[[ Selected extract, beginning ]]

It came from a case report published online before print in PACE from Dr. John Marenco of Tufts University in Springfield, Massachusetts:
A 60-year-old man had a single-chamber St.Jude Atlas VR defibrillator (St. Jude Medical, St. Paul, MN, USA) with a dual coil St. Jude Riata 7001 defibrillator lead (My note: this is actually a downsized, second-generation 7 Fr Riata ST model whose internal construct shares many similarities to St. Jude’s currently-marketed third-generation 7 Fr Durata lead) placed in 2006 for primary prevention secondary to an ischemic cardiomyopathy and prior myocardial infarction. All routine device interrogations, both remote and in-office, had been normal with stable sensing amplitude, lead impedances, and capture thresholds. The device was programmed with two zones: a ventricular tachycardia (VT) zone from 340 ms (176 beats/min) and a ventricular fibrillation (VF) zone from 260 ms (231 beats/min). The VT zone had a morphology discriminator “on” with interval stability and sudden onset “passive.” Five years from implant, he presents with palpitations, light-headedness, and a single implantable cardioverter defibrillator (ICD) discharge. He has a friend drive him to the emergency room and is found to be in ventricular tachycardia over 200 beats/min. The ventricular tachycardia terminated with intravenous amiodarone bolus before need for external defibrillation. Device interrogation demonstrated an initial rhythm of atrial fibrillation with the appropriate detection of the onset of ventricular tachycardia with a cycle length of 245 ms, within the device’s VF zone (Fig. 1). Discriminators were not activated in the VF zone, but the morphology discriminator clearly demonstrates a failure of the electrogram signal to match the template (indicated by the “x” in the marker channel). After detection of 12 intervals (interval average) within the VF zone an episode is declared and a 25-Joule (693 V) shock is delivered, failing to restore sinus rhythm. No additional shocks are delivered despite appropriate redetection within the VF zone (Fig. 2). After a fifth detection, the device declares “no more therapies” with VT continuing indefinitely. Device interrogation in the emergency department reveals a pacing lead impedance was 465 ohms, signal amplitude 1.8 mV, and capture threshold 0.75 V at the rate of 0.5 ms. What is the differential diagnosis of failure to deliver appropriate therapy and why did this device fail to deliver more than a single shock?

[[ Selected extract, end ]]
[[ Extracted entries, beginning ]]

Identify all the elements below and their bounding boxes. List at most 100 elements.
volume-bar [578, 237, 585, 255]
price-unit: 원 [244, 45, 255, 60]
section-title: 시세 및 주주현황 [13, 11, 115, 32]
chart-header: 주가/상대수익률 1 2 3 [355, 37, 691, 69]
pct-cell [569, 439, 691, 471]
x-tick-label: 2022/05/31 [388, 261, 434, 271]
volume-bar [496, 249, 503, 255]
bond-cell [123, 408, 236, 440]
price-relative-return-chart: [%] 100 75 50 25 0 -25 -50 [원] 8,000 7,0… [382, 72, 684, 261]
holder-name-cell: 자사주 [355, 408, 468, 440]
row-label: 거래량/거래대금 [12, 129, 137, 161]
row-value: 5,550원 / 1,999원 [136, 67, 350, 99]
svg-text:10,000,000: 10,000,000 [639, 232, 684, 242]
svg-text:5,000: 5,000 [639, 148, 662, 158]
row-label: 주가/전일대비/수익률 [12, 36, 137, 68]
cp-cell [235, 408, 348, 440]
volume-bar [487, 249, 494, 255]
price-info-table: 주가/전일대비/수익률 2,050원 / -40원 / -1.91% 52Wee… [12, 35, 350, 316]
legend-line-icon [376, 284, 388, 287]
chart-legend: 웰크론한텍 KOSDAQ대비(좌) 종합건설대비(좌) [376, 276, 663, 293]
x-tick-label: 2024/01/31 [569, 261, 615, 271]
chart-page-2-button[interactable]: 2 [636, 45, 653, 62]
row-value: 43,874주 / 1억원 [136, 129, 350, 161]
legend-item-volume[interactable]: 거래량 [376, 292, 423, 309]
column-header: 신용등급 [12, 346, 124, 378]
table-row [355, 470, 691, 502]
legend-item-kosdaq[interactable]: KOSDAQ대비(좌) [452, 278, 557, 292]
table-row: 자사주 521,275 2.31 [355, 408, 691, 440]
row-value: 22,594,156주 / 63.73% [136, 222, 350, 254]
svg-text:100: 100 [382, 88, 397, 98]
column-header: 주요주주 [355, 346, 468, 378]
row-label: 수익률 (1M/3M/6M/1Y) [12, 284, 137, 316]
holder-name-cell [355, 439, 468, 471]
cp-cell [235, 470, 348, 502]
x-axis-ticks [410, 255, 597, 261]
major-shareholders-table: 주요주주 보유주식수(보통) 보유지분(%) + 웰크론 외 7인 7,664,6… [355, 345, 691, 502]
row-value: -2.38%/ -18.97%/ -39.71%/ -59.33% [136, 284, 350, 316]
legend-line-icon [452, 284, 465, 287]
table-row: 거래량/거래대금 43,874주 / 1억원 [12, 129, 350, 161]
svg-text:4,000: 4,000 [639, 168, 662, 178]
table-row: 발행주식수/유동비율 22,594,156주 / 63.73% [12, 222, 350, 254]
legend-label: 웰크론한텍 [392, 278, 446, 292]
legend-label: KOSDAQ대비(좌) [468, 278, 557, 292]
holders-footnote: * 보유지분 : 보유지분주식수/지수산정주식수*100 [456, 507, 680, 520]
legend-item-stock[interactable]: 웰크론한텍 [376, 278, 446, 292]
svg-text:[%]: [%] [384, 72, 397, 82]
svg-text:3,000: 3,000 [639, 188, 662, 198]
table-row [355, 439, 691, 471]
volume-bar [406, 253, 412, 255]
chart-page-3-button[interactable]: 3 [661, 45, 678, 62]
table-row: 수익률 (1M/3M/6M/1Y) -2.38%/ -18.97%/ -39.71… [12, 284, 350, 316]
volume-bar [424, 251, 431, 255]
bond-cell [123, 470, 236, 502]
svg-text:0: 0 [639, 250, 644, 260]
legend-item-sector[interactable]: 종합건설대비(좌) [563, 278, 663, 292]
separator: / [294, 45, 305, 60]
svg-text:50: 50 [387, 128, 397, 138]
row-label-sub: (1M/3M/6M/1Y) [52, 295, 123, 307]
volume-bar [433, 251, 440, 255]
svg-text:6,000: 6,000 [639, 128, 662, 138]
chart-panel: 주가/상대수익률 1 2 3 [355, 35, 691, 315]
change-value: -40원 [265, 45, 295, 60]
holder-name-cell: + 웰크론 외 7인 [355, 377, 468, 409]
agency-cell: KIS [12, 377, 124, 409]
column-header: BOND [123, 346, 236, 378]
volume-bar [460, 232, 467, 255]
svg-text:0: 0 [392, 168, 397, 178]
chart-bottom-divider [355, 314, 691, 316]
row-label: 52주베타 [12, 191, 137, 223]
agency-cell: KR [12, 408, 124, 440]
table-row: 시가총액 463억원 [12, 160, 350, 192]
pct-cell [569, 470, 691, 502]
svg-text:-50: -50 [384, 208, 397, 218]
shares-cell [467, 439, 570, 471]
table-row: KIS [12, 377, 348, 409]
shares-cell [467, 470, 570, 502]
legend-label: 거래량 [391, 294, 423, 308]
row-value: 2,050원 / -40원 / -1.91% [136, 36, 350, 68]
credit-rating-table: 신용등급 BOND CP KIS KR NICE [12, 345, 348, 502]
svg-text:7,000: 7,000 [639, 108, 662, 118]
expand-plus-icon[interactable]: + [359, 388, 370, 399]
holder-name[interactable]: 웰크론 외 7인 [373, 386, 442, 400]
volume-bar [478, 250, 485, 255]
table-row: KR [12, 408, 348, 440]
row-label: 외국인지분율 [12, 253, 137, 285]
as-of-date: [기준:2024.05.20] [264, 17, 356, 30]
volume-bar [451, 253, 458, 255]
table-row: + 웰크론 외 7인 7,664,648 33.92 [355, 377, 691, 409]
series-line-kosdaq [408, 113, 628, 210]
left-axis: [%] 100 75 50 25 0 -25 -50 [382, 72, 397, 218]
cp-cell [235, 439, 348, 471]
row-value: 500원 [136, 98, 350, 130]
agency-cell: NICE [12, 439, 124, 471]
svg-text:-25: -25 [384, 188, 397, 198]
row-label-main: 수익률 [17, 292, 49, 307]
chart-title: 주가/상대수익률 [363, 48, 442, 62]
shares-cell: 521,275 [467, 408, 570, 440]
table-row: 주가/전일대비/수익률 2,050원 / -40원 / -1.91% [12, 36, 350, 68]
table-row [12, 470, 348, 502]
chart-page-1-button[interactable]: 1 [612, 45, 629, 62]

[[ Extracted entries, end ]]

Exercise brief ▸
Pick up the defibrillator case report after its last sentence and continue it.

Output below ▸
Further review of the case’s figure disclosed appropriate VT detection, a high voltage impedance of 0 ohms, and an "aborted charge because of possible output circuit damage" on device interrogation after the event. Importantly, at the time of lead revision, "there was no fluoroscopic insulation breach and no obvious insulation breach in the pocket." Fluoroscopic screening of these leads, therefore, would not have detected pending lead failure. Further, as far as we can tell from the report, no antecedent device alerts were triggered before this event.
This case report discloses several important issues. (1) High voltage coil damage in a 7Fr Riata ST lead can lead to either ineffective high voltage therapy delivery, withholding of further therapies, or both despite appropriate arrhythmia detection. St. Jude defibrillators are engineered to automatically withhold energy delivery in low high-voltage lead impedance situations to avoid excessive current delivery and device overheating in such circumstances (personal communication). (2) This failure mechanism, while curently very rare, may affect implanters decisions regarding whether or not to replace existing Riata leads irrespective of their performance characteristics and flouroscopic appearance at the time of battery change. Already there have been other reported high voltage failures in Riata leads with externalized wires. Some have advocated testing the high voltage leads as part of Riata lead follow-up to screen for this failure mechanism, especially since the therapeutic implications of high voltage lead failure is much more significant and difficult to detect than low-voltage (sensing lead) failures.
Perhaps most important for St. Jude going forward is how this case will influence implanters’ choice of later-generation 7 Fr St. Jude defibrillator leads with their Optim coating but similarly-downsized inner lumen dimensions. I look forward to St. Jude’s update of their Riata Communications website regarding these recently published case reports.
-Wes
References:
Marenco JP. "Failure to Deliver ICD Shocks after a Failed Discharge Despite Redetection of Rapid Ventricular Tachycardia? What Is the Cause?" PACE DOI: 10.1111/j.1540-8159.2012.03484.x Published online 21 July 2012.